SHORT EXERCISE = Transcribe each line exactly.

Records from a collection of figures
* Start *

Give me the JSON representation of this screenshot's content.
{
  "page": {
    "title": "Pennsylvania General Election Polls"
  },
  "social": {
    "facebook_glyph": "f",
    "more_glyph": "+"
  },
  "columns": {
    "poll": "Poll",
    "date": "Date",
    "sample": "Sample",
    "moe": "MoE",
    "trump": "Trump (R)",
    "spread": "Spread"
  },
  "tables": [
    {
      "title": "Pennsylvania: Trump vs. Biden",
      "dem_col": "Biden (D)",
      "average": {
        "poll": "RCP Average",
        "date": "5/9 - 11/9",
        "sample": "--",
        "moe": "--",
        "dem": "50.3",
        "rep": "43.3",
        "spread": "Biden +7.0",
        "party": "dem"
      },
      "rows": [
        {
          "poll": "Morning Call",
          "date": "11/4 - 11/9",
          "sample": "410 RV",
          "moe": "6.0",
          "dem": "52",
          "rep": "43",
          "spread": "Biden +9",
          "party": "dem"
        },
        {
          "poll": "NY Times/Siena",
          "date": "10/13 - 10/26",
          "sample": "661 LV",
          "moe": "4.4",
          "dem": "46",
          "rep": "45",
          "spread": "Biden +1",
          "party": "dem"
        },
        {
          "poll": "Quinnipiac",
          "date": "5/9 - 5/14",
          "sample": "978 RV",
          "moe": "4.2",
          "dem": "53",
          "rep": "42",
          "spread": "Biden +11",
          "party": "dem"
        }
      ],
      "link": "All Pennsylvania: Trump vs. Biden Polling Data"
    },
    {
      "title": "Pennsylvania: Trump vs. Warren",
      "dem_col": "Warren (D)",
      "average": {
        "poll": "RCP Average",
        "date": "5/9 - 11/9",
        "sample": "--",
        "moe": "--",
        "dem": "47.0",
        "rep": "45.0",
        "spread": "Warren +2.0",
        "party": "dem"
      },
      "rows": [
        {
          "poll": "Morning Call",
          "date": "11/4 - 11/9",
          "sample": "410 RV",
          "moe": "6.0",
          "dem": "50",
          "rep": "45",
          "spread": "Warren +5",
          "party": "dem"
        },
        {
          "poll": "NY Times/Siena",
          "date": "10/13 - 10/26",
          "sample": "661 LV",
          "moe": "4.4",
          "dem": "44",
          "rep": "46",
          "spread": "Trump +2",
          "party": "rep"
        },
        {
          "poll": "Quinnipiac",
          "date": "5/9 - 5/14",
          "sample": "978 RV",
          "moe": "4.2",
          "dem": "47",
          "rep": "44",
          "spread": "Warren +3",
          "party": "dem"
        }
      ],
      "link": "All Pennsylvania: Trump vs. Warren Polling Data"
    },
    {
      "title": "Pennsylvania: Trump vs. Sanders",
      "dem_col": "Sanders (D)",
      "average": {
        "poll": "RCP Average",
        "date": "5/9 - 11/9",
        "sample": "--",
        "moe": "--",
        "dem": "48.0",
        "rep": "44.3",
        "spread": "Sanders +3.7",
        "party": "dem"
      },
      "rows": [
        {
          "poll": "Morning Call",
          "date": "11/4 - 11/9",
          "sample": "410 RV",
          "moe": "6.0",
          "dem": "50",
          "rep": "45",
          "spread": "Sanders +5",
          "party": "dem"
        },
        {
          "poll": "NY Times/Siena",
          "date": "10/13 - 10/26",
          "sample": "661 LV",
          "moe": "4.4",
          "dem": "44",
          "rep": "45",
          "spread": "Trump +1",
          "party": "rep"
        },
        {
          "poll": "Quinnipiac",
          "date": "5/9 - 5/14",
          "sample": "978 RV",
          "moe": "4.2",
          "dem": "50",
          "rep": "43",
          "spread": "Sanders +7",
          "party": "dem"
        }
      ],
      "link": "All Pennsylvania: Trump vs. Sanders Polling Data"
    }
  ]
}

* End *

COMPLETE RESPONSE =
Give me the JSON representation of this screenshot's content.
{
  "page": {
    "title": "Pennsylvania General Election Polls"
  },
  "social": {
    "facebook_glyph": "f",
    "more_glyph": "+"
  },
  "columns": {
    "poll": "Poll",
    "date": "Date",
    "sample": "Sample",
    "moe": "MoE",
    "trump": "Trump (R)",
    "spread": "Spread"
  },
  "tables": [
    {
      "title": "Pennsylvania: Trump vs. Biden",
      "dem_col": "Biden (D)",
      "average": {
        "poll": "RCP Average",
        "date": "5/9 - 11/9",
        "sample": "--",
        "moe": "--",
        "dem": "50.3",
        "rep": "43.3",
        "spread": "Biden +7.0",
        "party": "dem"
      },
      "rows": [
        {
          "poll": "Morning Call",
          "date": "11/4 - 11/9",
          "sample": "410 RV",
          "moe": "6.0",
          "dem": "52",
          "rep": "43",
          "spread": "Biden +9",
          "party": "dem"
        },
        {
          "poll": "NY Times/Siena",
          "date": "10/13 - 10/26",
          "sample": "661 LV",
          "moe": "4.4",
          "dem": "46",
          "rep": "45",
          "spread": "Biden +1",
          "party": "dem"
        },
        {
          "poll": "Quinnipiac",
          "date": "5/9 - 5/14",
          "sample": "978 RV",
          "moe": "4.2",
          "dem": "53",
          "rep": "42",
          "spread": "Biden +11",
          "party": "dem"
        }
      ],
      "link": "All Pennsylvania: Trump vs. Biden Polling Data"
    },
    {
      "title": "Pennsylvania: Trump vs. Warren",
      "dem_col": "Warren (D)",
      "average": {
        "poll": "RCP Average",
        "date": "5/9 - 11/9",
        "sample": "--",
        "moe": "--",
        "dem": "47.0",
        "rep": "45.0",
        "spread": "Warren +2.0",
        "party": "dem"
      },
      "rows": [
        {
          "poll": "Morning Call",
          "date": "11/4 - 11/9",
          "sample": "410 RV",
          "moe": "6.0",
          "dem": "50",
          "rep": "45",
          "spread": "Warren +5",
          "party": "dem"
        },
        {
          "poll": "NY Times/Siena",
          "date": "10/13 - 10/26",
          "sample": "661 LV",
          "moe": "4.4",
          "dem": "44",
          "rep": "46",
          "spread": "Trump +2",
          "party": "rep"
        },
        {
          "poll": "Quinnipiac",
          "date": "5/9 - 5/14",
          "sample": "978 RV",
          "moe": "4.2",
          "dem": "47",
          "rep": "44",
          "spread": "Warren +3",
          "party": "dem"
        }
      ],
      "link": "All Pennsylvania: Trump vs. Warren Polling Data"
    },
    {
      "title": "Pennsylvania: Trump vs. Sanders",
      "dem_col": "Sanders (D)",
      "average": {
        "poll": "RCP Average",
        "date": "5/9 - 11/9",
        "sample": "--",
        "moe": "--",
        "dem": "48.0",
        "rep": "44.3",
        "spread": "Sanders +3.7",
        "party": "dem"
      },
      "rows": [
        {
          "poll": "Morning Call",
          "date": "11/4 - 11/9",
          "sample": "410 RV",
          "moe": "6.0",
          "dem": "50",
          "rep": "45",
          "spread": "Sanders +5",
          "party": "dem"
        },
        {
          "poll": "NY Times/Siena",
          "date": "10/13 - 10/26",
          "sample": "661 LV",
          "moe": "4.4",
          "dem": "44",
          "rep": "45",
          "spread": "Trump +1",
          "party": "rep"
        },
        {
          "poll": "Quinnipiac",
          "date": "5/9 - 5/14",
          "sample": "978 RV",
          "moe": "4.2",
          "dem": "50",
          "rep": "43",
          "spread": "Sanders +7",
          "party": "dem"
        }
      ],
      "link": "All Pennsylvania: Trump vs. Sanders Polling Data"
    }
  ]
}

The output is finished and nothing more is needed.